## [PROVIDED PASSAGE]
Start
STOCKHOLM, October 25, 2014

Global truck maker Volvo has registered a surprise rise in core quarterly profit as deep cost cuts more than made up for lacklustre demand in some major markets.

The group, which vies for market leadership with Germany's Daimler and Volkswagen's Scania and MAN brands, said it would take out more costs to boost profitability that has often lagged its rivals.

"I see this quarter as a small but very solid step in the journey to create a profitability for the Volvo group that is among the best in the industry," said chief executive Olof Persson, who has led efforts to improve performance over the past two years.

Volvo, Sweden's biggest company by sales and top private sector employer, said third-quarter operating profit excluding restructuring charges rose to 2.91 billion crowns ($401 million) from 2.5 billion crowns a year-ago.

That easily beat a mean forecast of 2.07 billion crowns in a Reuters poll of analysts.

The truck maker said its cost cuts had produced savings of 1.6 billion crowns, almost a billion more than in the preceding three months.

It also said that it would review its IT business with thousands of staff to determine what was essential to its operations. There has been speculation that Volvo could sell all or part of the business.
End
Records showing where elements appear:
Start
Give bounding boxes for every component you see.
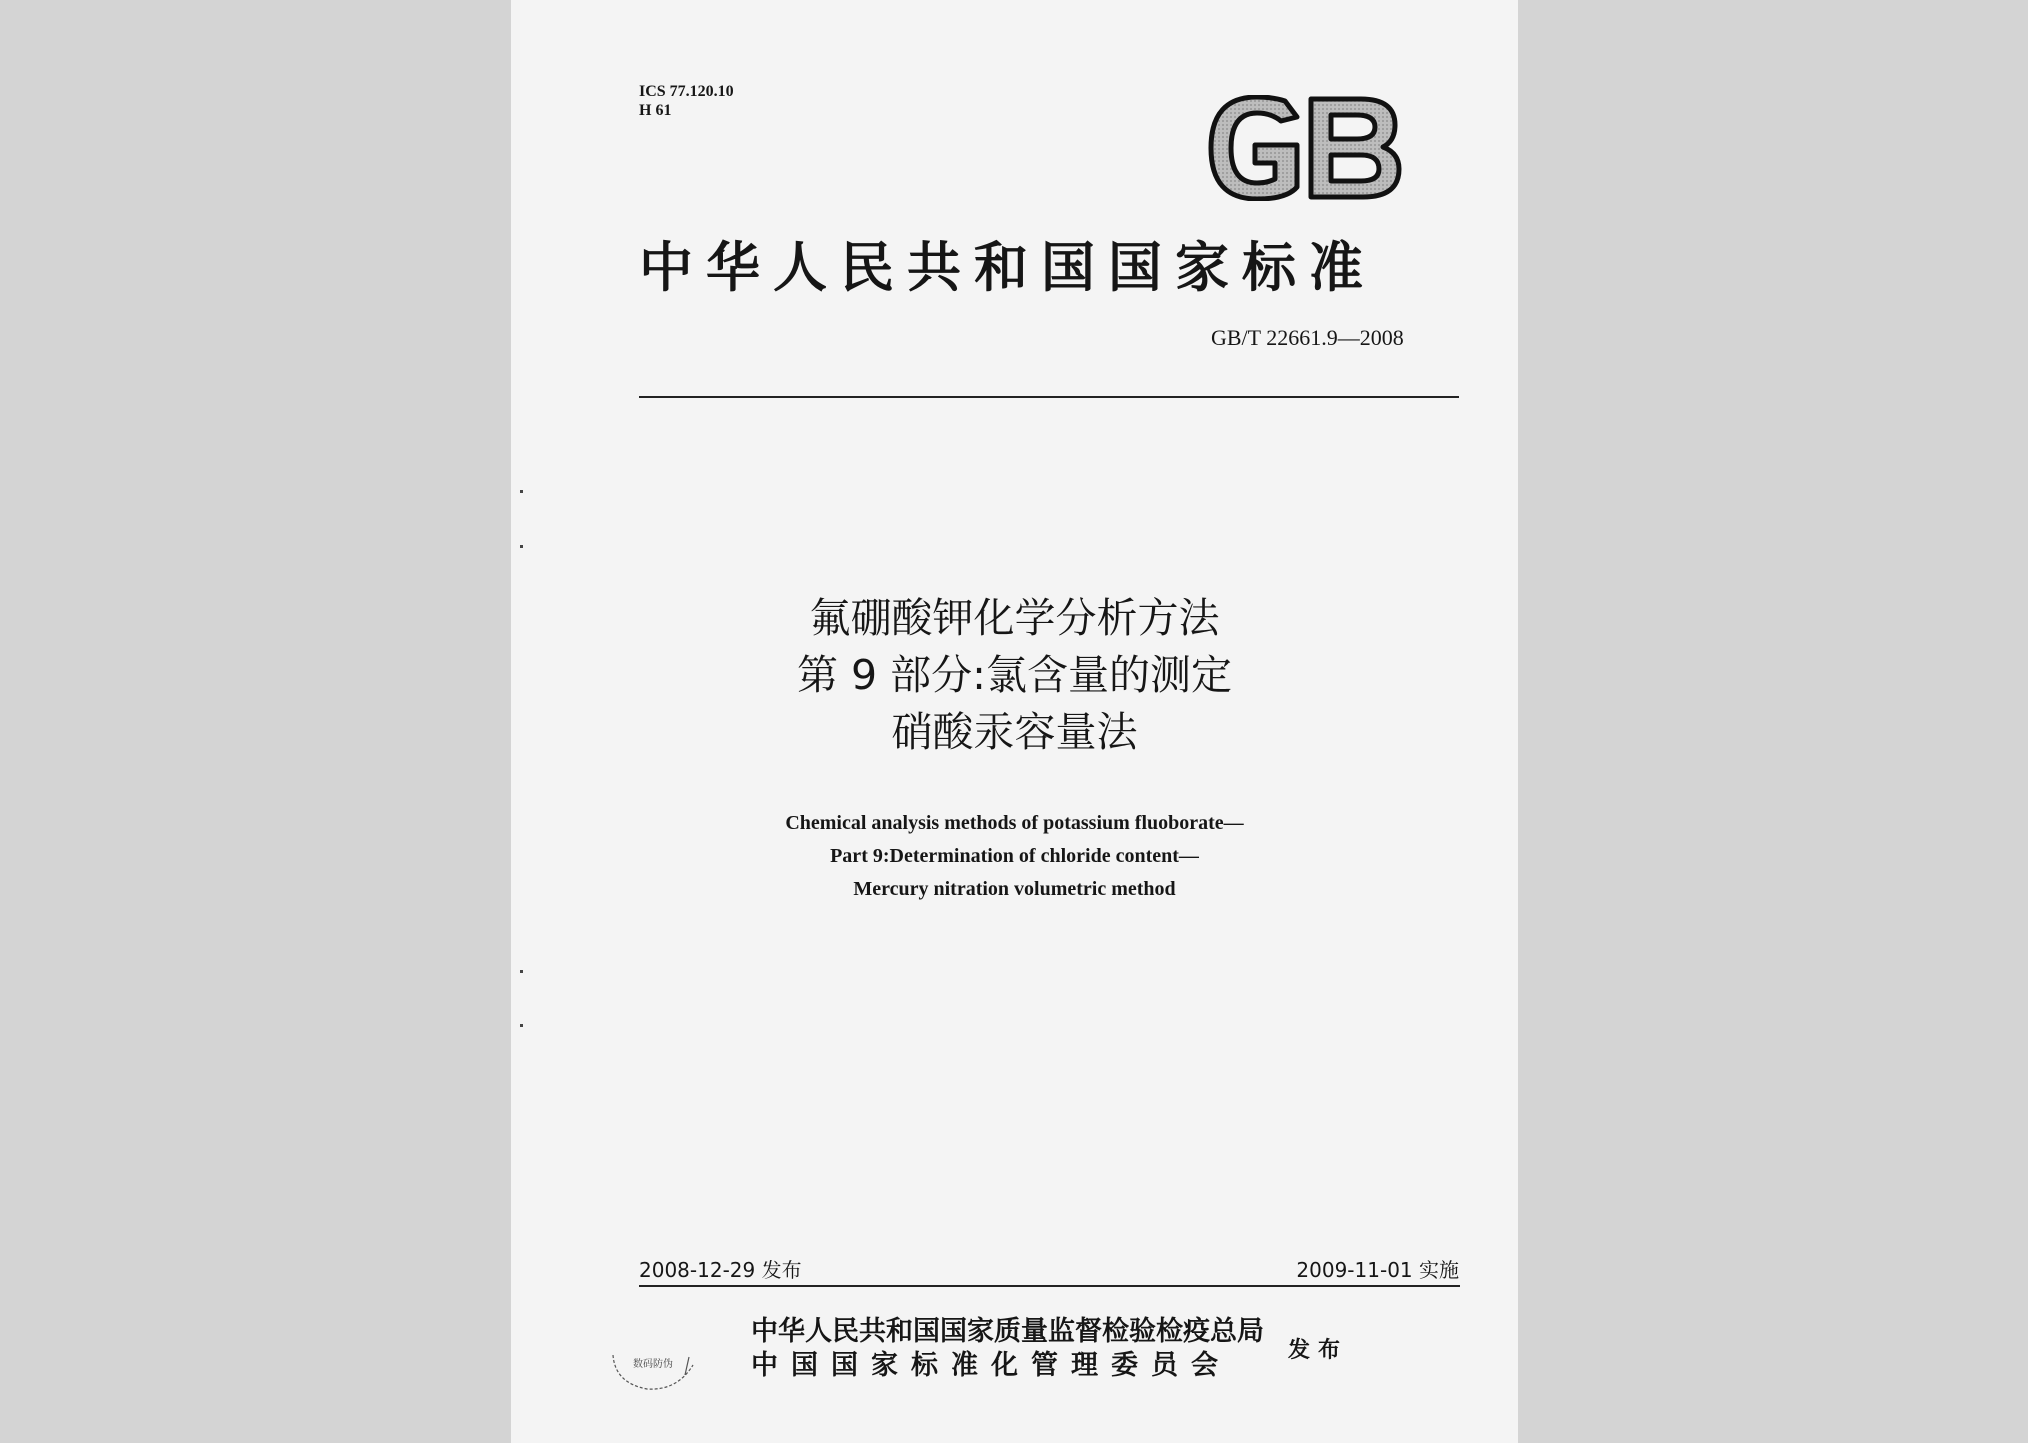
chinese-title-line-2: 第 9 部分:氯含量的测定 [797,651,1232,699]
scan-mark [520,490,523,493]
stamp-text: 数码防伪 [633,1359,673,1370]
issuer-sac: 中国国家标准化管理委员会 [751,1350,1231,1381]
document-page [511,0,1518,1443]
english-title-line-3: Mercury nitration volumetric method [853,878,1176,900]
scan-mark [520,1024,523,1027]
ccs-code: H 61 [639,102,672,119]
standard-category-title: 中华人民共和国国家标准 [639,235,1376,299]
gb-logo [1205,95,1405,201]
anti-counterfeit-stamp-icon [607,1345,701,1395]
footer-divider [639,1285,1460,1287]
chinese-title-line-1: 氟硼酸钾化学分析方法 [809,594,1220,642]
classification-codes [639,82,734,120]
issuer-aqsiq: 中华人民共和国国家质量监督检验检疫总局 [751,1316,1264,1347]
chinese-title [511,590,1518,761]
chinese-title-line-3: 硝酸汞容量法 [891,708,1138,756]
effective-date: 2009-11-01 实施 [1296,1258,1459,1282]
scan-mark [520,545,523,548]
english-title-line-2: Part 9:Determination of chloride content— [830,845,1199,867]
issuing-authorities [751,1315,1264,1383]
publish-label: 发布 [1288,1337,1349,1363]
english-title [511,807,1518,906]
scan-mark [520,970,523,973]
english-title-line-1: Chemical analysis methods of potassium fluoborate— [785,812,1244,834]
header-divider [639,396,1459,398]
issue-date: 2008-12-29 发布 [639,1258,802,1282]
standard-number: GB/T 22661.9—2008 [1211,325,1404,350]
ics-code: ICS 77.120.10 [639,83,734,100]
End
## [WHAT YOU WILL DO]
1 – Reproduce the Volvo earnings article word for word, starting at "STOCKHOLM, October 25, 2014" and ending at "crowns a year-ago.".
2 – Answer these from the Volvo earnings article:
(a) Who is Volvo's chief executive?
(b) How much did the cost cuts save?
(c) What was the mean analyst forecast in the Reuters poll?
3 – Extend the Volvo earnings article beyond its final sentence.
The data has no role in this work.

## [TASK-BY-TASK RESULTS]
1 –
STOCKHOLM, October 25, 2014

Global truck maker Volvo has registered a surprise rise in core quarterly profit as deep cost cuts more than made up for lacklustre demand in some major markets.

The group, which vies for market leadership with Germany's Daimler and Volkswagen's Scania and MAN brands, said it would take out more costs to boost profitability that has often lagged its rivals.

"I see this quarter as a small but very solid step in the journey to create a profitability for the Volvo group that is among the best in the industry," said chief executive Olof Persson, who has led efforts to improve performance over the past two years.

Volvo, Sweden's biggest company by sales and top private sector employer, said third-quarter operating profit excluding restructuring charges rose to 2.91 billion crowns ($401 million) from 2.5 billion crowns a year-ago.

2 –
(a) Olof Persson
(b) 1.6 billion crowns
(c) 2.07 billion crowns

3 –
Volvo had been under pressure to prove that a sweeping efficiency drive involving thousands of job losses and closure of some smaller plants was lifting its profit margins.

SEB Equity Research, which rates Volvo stock a buy, said the figures showed cost cuts had begun "biting for real".

Ahead of the report, its stock had slumped more than 25 per cent over the past six months.

The company, based in the southern city of Gothenburg, said it planned to make a further 3.5 billion crowns of structural costs by the end of next year.

That would bring the estimated full year savings to 10bn in 2016 compared with its cost base in 2012.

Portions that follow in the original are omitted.